Instructions for the task
Within the material below, find each line bearing the word "cleaning" and present it.

##### Input rows

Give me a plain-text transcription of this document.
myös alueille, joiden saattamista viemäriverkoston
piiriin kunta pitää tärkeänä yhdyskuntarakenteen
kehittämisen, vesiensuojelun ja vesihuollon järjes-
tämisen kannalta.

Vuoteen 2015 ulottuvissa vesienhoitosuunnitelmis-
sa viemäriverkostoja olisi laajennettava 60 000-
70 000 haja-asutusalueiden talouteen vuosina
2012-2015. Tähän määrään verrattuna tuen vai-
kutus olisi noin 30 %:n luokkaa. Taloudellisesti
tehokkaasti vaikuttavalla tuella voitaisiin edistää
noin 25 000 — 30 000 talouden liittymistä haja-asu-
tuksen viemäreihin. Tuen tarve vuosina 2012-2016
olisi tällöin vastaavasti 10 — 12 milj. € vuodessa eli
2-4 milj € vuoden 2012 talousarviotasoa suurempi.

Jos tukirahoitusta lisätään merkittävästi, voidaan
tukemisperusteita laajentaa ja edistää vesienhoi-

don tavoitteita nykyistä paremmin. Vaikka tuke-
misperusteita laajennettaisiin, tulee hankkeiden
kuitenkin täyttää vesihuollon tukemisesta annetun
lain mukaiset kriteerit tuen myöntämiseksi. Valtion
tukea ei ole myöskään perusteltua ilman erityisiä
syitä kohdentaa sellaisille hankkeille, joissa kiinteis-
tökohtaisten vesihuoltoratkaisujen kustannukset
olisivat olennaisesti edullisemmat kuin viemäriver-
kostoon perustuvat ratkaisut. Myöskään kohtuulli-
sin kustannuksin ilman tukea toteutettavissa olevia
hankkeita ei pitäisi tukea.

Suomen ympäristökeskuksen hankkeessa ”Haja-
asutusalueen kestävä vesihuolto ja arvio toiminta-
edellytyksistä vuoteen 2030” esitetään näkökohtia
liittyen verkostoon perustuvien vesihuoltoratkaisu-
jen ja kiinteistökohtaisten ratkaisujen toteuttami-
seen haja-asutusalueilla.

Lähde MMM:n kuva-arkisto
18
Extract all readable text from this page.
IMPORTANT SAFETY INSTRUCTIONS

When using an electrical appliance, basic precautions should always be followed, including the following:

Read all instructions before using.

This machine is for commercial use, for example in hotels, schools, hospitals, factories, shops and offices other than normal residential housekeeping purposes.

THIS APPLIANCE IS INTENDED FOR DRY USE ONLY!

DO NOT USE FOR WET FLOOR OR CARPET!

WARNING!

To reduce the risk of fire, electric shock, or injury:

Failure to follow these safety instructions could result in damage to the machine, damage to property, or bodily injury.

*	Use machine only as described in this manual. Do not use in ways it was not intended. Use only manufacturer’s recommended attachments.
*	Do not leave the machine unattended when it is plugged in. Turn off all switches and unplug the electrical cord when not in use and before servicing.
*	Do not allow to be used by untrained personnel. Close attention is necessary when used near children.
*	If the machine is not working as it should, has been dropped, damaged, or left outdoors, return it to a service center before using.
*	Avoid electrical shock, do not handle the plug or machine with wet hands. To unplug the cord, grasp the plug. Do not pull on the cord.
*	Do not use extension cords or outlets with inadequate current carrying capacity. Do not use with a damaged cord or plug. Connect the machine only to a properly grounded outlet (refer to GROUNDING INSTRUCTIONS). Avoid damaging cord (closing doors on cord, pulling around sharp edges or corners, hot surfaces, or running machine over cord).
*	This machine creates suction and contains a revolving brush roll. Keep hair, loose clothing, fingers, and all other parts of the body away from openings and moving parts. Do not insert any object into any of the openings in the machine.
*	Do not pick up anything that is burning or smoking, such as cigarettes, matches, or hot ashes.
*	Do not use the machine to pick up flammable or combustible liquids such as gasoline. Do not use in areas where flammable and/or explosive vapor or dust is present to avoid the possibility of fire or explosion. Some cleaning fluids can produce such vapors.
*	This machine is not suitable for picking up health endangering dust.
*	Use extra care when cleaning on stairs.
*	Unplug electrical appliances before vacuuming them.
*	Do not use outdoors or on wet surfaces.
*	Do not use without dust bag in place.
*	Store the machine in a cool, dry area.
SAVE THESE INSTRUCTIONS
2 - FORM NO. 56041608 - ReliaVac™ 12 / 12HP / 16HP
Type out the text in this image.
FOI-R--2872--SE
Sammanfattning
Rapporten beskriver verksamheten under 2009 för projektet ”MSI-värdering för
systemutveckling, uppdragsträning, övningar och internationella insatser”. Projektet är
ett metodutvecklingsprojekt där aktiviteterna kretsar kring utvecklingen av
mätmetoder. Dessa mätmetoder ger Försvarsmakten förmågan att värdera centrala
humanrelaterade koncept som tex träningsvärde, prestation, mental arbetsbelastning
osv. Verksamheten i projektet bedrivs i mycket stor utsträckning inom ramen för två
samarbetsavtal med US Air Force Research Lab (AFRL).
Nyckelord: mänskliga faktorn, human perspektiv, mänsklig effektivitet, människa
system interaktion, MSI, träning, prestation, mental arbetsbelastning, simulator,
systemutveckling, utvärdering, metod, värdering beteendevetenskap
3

##########

Right answer
*	Do not use the machine to pick up flammable or combustible liquids such as gasoline. Do not use in areas where flammable and/or explosive vapor or dust is present to avoid the possibility of fire or explosion. Some cleaning fluids can produce such vapors.
*	Use extra care when cleaning on stairs.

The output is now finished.